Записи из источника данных
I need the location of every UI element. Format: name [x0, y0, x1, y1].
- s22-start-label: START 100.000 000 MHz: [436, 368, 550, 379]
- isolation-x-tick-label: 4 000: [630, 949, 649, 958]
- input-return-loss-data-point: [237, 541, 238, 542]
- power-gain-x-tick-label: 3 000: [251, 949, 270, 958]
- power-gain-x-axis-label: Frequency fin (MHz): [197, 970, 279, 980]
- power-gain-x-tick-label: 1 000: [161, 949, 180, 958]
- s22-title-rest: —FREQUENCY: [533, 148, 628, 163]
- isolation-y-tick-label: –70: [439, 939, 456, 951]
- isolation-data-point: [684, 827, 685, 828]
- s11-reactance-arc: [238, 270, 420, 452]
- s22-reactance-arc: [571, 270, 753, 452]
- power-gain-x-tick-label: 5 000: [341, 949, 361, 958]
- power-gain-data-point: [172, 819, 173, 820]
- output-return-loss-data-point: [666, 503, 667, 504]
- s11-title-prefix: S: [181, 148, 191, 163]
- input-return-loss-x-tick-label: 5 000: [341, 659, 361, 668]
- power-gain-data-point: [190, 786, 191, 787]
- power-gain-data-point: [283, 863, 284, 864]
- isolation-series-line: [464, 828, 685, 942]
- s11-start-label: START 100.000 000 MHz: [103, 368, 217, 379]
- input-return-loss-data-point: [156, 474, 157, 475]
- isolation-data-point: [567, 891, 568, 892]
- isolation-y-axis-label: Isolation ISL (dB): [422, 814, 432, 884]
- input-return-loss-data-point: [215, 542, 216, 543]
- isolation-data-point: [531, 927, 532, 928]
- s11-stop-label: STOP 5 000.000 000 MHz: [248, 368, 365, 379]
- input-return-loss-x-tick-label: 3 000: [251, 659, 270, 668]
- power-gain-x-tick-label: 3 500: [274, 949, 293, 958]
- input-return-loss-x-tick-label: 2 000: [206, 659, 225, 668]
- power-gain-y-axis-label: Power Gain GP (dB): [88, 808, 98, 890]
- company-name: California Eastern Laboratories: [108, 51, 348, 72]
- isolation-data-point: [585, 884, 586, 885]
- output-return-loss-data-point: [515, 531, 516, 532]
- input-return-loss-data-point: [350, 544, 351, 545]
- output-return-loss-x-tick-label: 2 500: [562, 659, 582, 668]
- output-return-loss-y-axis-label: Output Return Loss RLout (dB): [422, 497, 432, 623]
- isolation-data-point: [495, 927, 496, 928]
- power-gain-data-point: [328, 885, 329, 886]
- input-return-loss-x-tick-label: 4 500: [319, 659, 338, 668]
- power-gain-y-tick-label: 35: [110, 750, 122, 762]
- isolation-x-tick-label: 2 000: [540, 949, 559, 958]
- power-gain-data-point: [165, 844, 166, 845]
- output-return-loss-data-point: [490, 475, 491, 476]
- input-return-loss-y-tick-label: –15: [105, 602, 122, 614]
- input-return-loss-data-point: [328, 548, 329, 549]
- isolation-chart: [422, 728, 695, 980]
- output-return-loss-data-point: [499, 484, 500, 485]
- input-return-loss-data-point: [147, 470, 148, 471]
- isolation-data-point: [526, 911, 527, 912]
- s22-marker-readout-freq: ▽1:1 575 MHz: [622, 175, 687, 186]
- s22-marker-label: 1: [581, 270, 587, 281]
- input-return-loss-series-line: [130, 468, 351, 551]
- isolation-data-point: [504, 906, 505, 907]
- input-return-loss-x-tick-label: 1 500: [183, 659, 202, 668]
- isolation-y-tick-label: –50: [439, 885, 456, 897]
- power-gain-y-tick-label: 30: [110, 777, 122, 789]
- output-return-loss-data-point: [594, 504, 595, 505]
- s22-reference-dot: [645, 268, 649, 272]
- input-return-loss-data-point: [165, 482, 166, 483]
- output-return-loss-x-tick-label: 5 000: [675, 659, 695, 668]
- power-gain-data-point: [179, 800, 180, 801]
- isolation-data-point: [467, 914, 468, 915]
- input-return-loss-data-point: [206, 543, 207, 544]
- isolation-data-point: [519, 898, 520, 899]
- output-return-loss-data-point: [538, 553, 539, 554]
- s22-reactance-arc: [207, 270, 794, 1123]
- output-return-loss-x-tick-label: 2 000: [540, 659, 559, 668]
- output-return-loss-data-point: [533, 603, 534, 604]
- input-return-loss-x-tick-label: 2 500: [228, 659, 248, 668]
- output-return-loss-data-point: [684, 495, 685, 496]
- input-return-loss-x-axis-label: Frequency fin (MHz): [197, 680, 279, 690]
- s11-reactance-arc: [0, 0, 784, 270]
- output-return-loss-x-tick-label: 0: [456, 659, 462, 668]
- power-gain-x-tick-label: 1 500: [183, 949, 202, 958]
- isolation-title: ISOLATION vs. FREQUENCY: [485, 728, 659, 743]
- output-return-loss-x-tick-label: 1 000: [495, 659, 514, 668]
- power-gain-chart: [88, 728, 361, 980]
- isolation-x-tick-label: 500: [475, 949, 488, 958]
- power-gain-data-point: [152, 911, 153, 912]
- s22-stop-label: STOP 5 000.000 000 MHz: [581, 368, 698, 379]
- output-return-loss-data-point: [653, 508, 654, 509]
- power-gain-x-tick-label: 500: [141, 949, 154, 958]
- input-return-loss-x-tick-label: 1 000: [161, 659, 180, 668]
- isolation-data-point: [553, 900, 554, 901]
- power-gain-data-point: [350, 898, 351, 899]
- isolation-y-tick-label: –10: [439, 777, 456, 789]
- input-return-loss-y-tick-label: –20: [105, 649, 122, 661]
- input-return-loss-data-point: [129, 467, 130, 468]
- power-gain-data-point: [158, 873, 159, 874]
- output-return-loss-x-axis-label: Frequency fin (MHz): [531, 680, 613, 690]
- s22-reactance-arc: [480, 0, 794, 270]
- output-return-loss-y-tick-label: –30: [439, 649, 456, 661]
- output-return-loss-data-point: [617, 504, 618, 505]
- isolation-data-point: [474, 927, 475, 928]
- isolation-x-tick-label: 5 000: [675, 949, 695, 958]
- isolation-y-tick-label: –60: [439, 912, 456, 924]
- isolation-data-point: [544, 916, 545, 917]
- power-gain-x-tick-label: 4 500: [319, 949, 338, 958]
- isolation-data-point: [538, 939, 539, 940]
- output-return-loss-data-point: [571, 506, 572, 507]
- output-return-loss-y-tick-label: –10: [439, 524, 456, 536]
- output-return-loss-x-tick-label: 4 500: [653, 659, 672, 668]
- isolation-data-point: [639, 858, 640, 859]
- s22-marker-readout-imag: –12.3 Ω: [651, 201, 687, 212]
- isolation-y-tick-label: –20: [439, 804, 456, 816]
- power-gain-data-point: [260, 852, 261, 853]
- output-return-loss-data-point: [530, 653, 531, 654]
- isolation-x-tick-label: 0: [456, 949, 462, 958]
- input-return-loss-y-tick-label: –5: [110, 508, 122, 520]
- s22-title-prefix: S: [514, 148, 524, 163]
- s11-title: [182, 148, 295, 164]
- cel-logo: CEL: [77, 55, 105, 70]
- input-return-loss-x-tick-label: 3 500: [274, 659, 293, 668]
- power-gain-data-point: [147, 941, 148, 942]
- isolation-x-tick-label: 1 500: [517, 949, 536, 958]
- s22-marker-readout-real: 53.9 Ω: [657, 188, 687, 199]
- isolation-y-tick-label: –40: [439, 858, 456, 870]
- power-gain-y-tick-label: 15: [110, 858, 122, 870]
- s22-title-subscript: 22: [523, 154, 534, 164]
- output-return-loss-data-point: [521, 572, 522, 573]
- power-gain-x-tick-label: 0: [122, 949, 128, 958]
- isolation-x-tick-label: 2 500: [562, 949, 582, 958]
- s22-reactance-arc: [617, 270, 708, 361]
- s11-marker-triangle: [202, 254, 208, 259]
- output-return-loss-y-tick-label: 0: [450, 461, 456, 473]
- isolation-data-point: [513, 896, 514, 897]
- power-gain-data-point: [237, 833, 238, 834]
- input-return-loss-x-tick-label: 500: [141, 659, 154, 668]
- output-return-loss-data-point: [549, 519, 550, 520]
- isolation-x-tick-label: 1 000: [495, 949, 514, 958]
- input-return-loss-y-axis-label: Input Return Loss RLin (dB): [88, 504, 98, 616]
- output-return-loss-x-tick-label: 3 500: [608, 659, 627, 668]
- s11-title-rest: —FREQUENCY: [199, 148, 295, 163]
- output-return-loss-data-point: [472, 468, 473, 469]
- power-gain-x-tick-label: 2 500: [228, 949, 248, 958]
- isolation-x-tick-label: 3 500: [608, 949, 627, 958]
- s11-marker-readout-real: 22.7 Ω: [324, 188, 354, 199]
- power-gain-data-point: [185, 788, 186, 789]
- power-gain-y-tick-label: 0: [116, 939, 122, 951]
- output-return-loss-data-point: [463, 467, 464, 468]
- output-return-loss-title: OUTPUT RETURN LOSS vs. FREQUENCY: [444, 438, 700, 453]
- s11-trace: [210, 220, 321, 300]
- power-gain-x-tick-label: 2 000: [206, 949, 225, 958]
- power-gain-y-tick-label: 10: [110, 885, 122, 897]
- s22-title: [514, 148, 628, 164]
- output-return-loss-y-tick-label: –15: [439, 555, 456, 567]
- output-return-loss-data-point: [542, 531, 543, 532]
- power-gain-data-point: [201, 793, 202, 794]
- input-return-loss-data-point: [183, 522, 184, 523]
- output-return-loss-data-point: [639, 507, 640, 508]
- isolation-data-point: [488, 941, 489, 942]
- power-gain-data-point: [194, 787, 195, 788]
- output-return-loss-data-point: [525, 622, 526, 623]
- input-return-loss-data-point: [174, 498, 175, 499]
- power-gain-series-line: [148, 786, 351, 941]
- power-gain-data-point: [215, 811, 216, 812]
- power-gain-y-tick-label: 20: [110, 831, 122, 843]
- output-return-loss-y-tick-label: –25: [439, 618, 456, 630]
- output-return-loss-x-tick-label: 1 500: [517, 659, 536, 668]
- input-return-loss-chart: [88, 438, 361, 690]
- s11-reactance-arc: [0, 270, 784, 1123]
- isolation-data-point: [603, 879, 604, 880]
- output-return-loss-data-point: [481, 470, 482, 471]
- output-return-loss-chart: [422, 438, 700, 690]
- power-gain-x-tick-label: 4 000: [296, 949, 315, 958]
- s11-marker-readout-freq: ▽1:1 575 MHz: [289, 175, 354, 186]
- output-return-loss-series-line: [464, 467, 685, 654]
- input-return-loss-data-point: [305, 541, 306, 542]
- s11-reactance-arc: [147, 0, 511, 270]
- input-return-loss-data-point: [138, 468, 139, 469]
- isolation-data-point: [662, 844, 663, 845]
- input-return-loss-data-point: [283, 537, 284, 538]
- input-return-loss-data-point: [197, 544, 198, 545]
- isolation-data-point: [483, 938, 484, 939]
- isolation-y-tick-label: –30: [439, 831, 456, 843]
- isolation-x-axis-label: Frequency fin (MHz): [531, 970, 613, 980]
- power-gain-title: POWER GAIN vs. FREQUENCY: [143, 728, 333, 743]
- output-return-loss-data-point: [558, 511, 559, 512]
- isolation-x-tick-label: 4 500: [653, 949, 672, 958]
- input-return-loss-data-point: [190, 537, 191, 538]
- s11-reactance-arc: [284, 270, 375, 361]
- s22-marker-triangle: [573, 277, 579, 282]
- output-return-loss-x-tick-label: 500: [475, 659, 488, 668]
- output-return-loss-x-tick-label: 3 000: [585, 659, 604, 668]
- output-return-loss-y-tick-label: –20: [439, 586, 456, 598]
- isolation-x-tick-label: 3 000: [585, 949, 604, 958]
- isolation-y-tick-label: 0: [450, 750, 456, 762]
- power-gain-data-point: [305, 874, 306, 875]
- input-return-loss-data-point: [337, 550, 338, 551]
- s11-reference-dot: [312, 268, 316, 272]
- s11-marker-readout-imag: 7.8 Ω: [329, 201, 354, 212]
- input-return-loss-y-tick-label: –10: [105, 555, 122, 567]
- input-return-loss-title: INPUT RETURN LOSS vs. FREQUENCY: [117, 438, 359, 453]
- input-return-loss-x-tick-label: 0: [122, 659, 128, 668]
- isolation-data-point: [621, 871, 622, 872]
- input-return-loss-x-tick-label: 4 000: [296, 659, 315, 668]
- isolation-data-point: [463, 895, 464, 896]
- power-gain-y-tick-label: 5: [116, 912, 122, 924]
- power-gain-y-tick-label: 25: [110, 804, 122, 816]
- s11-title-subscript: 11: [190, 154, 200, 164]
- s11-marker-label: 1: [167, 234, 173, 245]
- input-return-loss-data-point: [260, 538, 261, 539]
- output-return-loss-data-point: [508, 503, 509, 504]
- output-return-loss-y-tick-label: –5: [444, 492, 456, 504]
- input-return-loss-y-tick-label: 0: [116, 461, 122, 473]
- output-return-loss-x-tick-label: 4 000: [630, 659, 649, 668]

> Задание
Замените «MHz» на «GHz» в строках листинга с самого начала по строку с «- power-gain-x-tick-label: 3 000: [251, 949, 270, 958]» включительно и приведите эти строки, оставив всё остальное без изменений.

> Решение задачи
I need the location of every UI element. Format: name [x0, y0, x1, y1].
- s22-start-label: START 100.000 000 GHz: [436, 368, 550, 379]
- isolation-x-tick-label: 4 000: [630, 949, 649, 958]
- input-return-loss-data-point: [237, 541, 238, 542]
- power-gain-x-tick-label: 3 000: [251, 949, 270, 958]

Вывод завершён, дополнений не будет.